(Raw records)

········

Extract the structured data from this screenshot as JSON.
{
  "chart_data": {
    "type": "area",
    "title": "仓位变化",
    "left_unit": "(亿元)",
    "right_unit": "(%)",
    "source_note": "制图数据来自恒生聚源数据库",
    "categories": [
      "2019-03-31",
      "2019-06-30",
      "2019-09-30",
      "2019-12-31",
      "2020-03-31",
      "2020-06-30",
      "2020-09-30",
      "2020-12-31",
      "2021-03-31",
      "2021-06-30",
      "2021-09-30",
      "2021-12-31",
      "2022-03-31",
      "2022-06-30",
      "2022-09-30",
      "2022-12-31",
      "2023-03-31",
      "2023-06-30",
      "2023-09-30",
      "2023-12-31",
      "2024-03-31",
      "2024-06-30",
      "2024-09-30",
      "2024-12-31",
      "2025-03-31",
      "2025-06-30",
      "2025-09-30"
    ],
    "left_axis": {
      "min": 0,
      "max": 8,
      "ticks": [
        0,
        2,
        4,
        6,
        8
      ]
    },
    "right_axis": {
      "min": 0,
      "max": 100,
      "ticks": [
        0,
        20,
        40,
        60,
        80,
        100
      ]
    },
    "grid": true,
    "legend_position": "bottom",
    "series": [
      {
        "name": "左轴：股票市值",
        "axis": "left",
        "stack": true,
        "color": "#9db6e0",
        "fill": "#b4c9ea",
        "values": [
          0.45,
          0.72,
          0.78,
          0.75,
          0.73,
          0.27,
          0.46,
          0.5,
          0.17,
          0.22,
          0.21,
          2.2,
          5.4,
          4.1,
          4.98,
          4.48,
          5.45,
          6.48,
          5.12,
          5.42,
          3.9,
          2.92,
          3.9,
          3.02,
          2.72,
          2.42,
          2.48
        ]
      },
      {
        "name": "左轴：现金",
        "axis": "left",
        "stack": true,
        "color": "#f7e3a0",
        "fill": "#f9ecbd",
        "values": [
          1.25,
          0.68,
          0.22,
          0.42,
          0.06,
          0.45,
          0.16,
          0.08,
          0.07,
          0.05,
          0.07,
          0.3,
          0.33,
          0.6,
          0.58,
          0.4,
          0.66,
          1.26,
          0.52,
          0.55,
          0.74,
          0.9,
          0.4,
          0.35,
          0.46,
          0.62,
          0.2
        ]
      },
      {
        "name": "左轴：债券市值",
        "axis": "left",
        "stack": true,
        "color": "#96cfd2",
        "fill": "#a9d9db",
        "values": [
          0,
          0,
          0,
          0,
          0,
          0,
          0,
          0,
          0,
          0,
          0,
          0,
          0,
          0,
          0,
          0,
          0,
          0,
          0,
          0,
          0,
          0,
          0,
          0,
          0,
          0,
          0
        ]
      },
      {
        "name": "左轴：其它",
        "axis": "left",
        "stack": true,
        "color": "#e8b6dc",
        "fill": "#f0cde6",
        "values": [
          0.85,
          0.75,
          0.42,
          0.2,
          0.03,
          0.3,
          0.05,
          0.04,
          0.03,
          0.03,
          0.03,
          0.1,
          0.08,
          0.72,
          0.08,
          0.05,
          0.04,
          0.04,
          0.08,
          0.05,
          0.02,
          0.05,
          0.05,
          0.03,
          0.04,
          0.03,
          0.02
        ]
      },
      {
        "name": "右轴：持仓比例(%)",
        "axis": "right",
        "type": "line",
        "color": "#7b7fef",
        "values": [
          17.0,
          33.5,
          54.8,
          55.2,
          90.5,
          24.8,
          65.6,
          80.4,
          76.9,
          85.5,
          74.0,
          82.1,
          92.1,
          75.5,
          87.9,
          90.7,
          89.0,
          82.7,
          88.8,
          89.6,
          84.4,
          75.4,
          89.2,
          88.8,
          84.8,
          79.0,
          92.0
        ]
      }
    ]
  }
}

········

EXERCISE INSTRUCTIONS
The records above need to be transcribed in full. Keep every character unchanged.

FINISHED EXERCISE
Extract the structured data from this screenshot as JSON.
{
  "chart_data": {
    "type": "area",
    "title": "仓位变化",
    "left_unit": "(亿元)",
    "right_unit": "(%)",
    "source_note": "制图数据来自恒生聚源数据库",
    "categories": [
      "2019-03-31",
      "2019-06-30",
      "2019-09-30",
      "2019-12-31",
      "2020-03-31",
      "2020-06-30",
      "2020-09-30",
      "2020-12-31",
      "2021-03-31",
      "2021-06-30",
      "2021-09-30",
      "2021-12-31",
      "2022-03-31",
      "2022-06-30",
      "2022-09-30",
      "2022-12-31",
      "2023-03-31",
      "2023-06-30",
      "2023-09-30",
      "2023-12-31",
      "2024-03-31",
      "2024-06-30",
      "2024-09-30",
      "2024-12-31",
      "2025-03-31",
      "2025-06-30",
      "2025-09-30"
    ],
    "left_axis": {
      "min": 0,
      "max": 8,
      "ticks": [
        0,
        2,
        4,
        6,
        8
      ]
    },
    "right_axis": {
      "min": 0,
      "max": 100,
      "ticks": [
        0,
        20,
        40,
        60,
        80,
        100
      ]
    },
    "grid": true,
    "legend_position": "bottom",
    "series": [
      {
        "name": "左轴：股票市值",
        "axis": "left",
        "stack": true,
        "color": "#9db6e0",
        "fill": "#b4c9ea",
        "values": [
          0.45,
          0.72,
          0.78,
          0.75,
          0.73,
          0.27,
          0.46,
          0.5,
          0.17,
          0.22,
          0.21,
          2.2,
          5.4,
          4.1,
          4.98,
          4.48,
          5.45,
          6.48,
          5.12,
          5.42,
          3.9,
          2.92,
          3.9,
          3.02,
          2.72,
          2.42,
          2.48
        ]
      },
      {
        "name": "左轴：现金",
        "axis": "left",
        "stack": true,
        "color": "#f7e3a0",
        "fill": "#f9ecbd",
        "values": [
          1.25,
          0.68,
          0.22,
          0.42,
          0.06,
          0.45,
          0.16,
          0.08,
          0.07,
          0.05,
          0.07,
          0.3,
          0.33,
          0.6,
          0.58,
          0.4,
          0.66,
          1.26,
          0.52,
          0.55,
          0.74,
          0.9,
          0.4,
          0.35,
          0.46,
          0.62,
          0.2
        ]
      },
      {
        "name": "左轴：债券市值",
        "axis": "left",
        "stack": true,
        "color": "#96cfd2",
        "fill": "#a9d9db",
        "values": [
          0,
          0,
          0,
          0,
          0,
          0,
          0,
          0,
          0,
          0,
          0,
          0,
          0,
          0,
          0,
          0,
          0,
          0,
          0,
          0,
          0,
          0,
          0,
          0,
          0,
          0,
          0
        ]
      },
      {
        "name": "左轴：其它",
        "axis": "left",
        "stack": true,
        "color": "#e8b6dc",
        "fill": "#f0cde6",
        "values": [
          0.85,
          0.75,
          0.42,
          0.2,
          0.03,
          0.3,
          0.05,
          0.04,
          0.03,
          0.03,
          0.03,
          0.1,
          0.08,
          0.72,
          0.08,
          0.05,
          0.04,
          0.04,
          0.08,
          0.05,
          0.02,
          0.05,
          0.05,
          0.03,
          0.04,
          0.03,
          0.02
        ]
      },
      {
        "name": "右轴：持仓比例(%)",
        "axis": "right",
        "type": "line",
        "color": "#7b7fef",
        "values": [
          17.0,
          33.5,
          54.8,
          55.2,
          90.5,
          24.8,
          65.6,
          80.4,
          76.9,
          85.5,
          74.0,
          82.1,
          92.1,
          75.5,
          87.9,
          90.7,
          89.0,
          82.7,
          88.8,
          89.6,
          84.4,
          75.4,
          89.2,
          88.8,
          84.8,
          79.0,
          92.0
        ]
      }
    ]
  }
}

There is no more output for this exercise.